▶ WHAT NEEDS TO BE DONE: Omit every picture and return the rest of the data unaltered.

▶ DATA SHOWN:
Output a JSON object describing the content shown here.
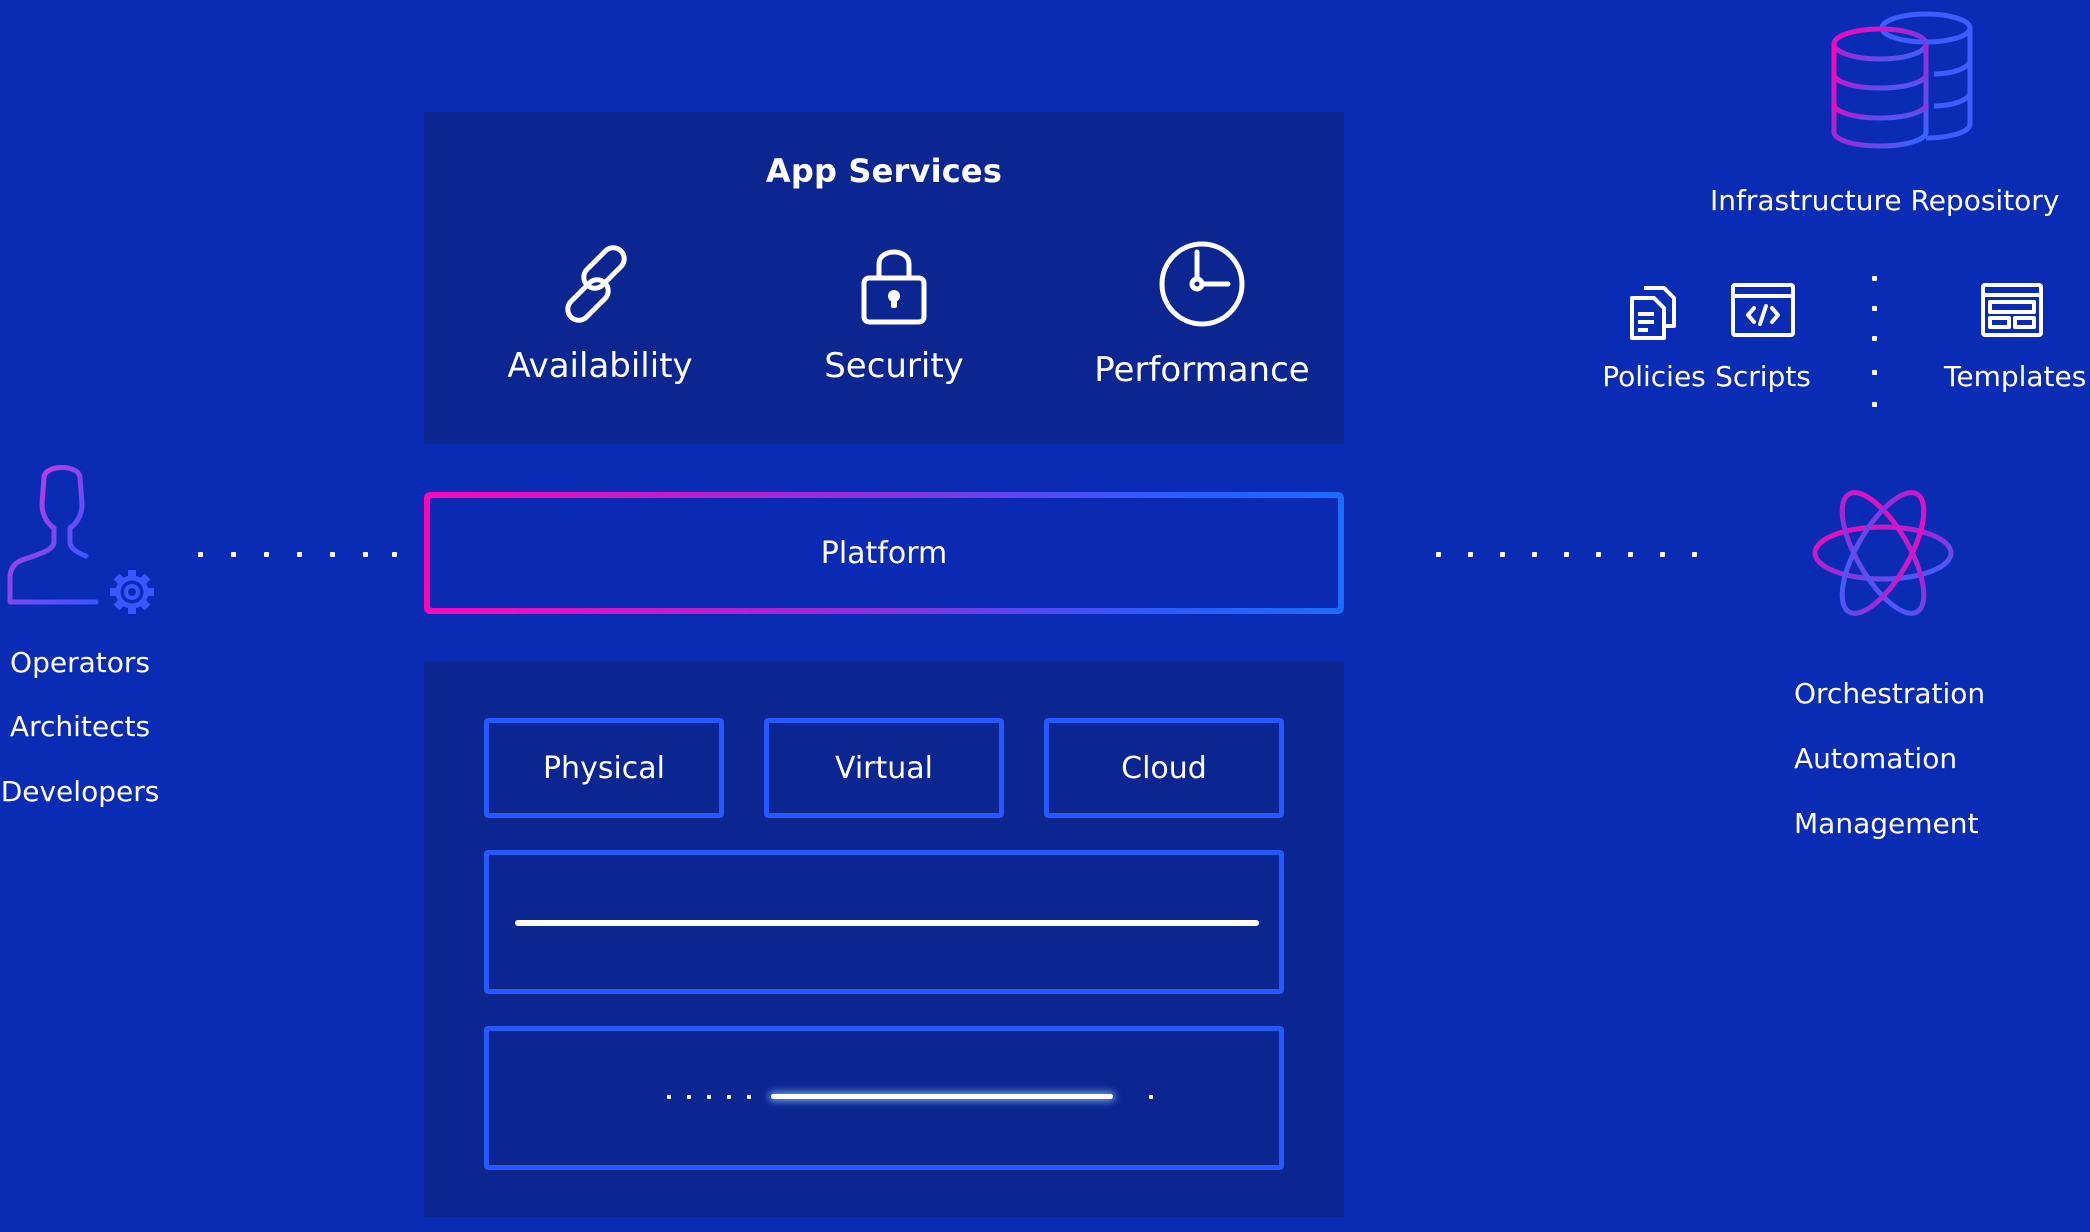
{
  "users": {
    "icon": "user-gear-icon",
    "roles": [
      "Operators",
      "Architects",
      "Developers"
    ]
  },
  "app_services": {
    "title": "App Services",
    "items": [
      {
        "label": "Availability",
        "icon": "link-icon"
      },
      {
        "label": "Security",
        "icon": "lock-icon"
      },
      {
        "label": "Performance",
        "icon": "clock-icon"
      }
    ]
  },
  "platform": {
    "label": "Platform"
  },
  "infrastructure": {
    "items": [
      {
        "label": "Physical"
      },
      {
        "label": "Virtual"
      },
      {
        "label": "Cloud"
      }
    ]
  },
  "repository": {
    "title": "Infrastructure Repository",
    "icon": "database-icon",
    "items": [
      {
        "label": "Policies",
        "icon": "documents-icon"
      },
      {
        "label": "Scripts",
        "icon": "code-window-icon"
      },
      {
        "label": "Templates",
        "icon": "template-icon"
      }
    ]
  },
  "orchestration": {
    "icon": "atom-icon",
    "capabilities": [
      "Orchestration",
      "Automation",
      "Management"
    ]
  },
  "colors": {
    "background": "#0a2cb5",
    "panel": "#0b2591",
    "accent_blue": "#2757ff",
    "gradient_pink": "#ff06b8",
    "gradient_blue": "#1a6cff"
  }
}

▶ IN RESPONSE:
Output a JSON object describing the content shown here.
{
  "users": {
    "icon": "user-gear-icon",
    "roles": [
      "Operators",
      "Architects",
      "Developers"
    ]
  },
  "app_services": {
    "title": "App Services",
    "items": [
      {
        "label": "Availability",
        "icon": "link-icon"
      },
      {
        "label": "Security",
        "icon": "lock-icon"
      },
      {
        "label": "Performance",
        "icon": "clock-icon"
      }
    ]
  },
  "platform": {
    "label": "Platform"
  },
  "infrastructure": {
    "items": [
      {
        "label": "Physical"
      },
      {
        "label": "Virtual"
      },
      {
        "label": "Cloud"
      }
    ]
  },
  "repository": {
    "title": "Infrastructure Repository",
    "icon": "database-icon",
    "items": [
      {
        "label": "Policies",
        "icon": "documents-icon"
      },
      {
        "label": "Scripts",
        "icon": "code-window-icon"
      },
      {
        "label": "Templates",
        "icon": "template-icon"
      }
    ]
  },
  "orchestration": {
    "icon": "atom-icon",
    "capabilities": [
      "Orchestration",
      "Automation",
      "Management"
    ]
  },
  "colors": {
    "background": "#0a2cb5",
    "panel": "#0b2591",
    "accent_blue": "#2757ff",
    "gradient_pink": "#ff06b8",
    "gradient_blue": "#1a6cff"
  }
}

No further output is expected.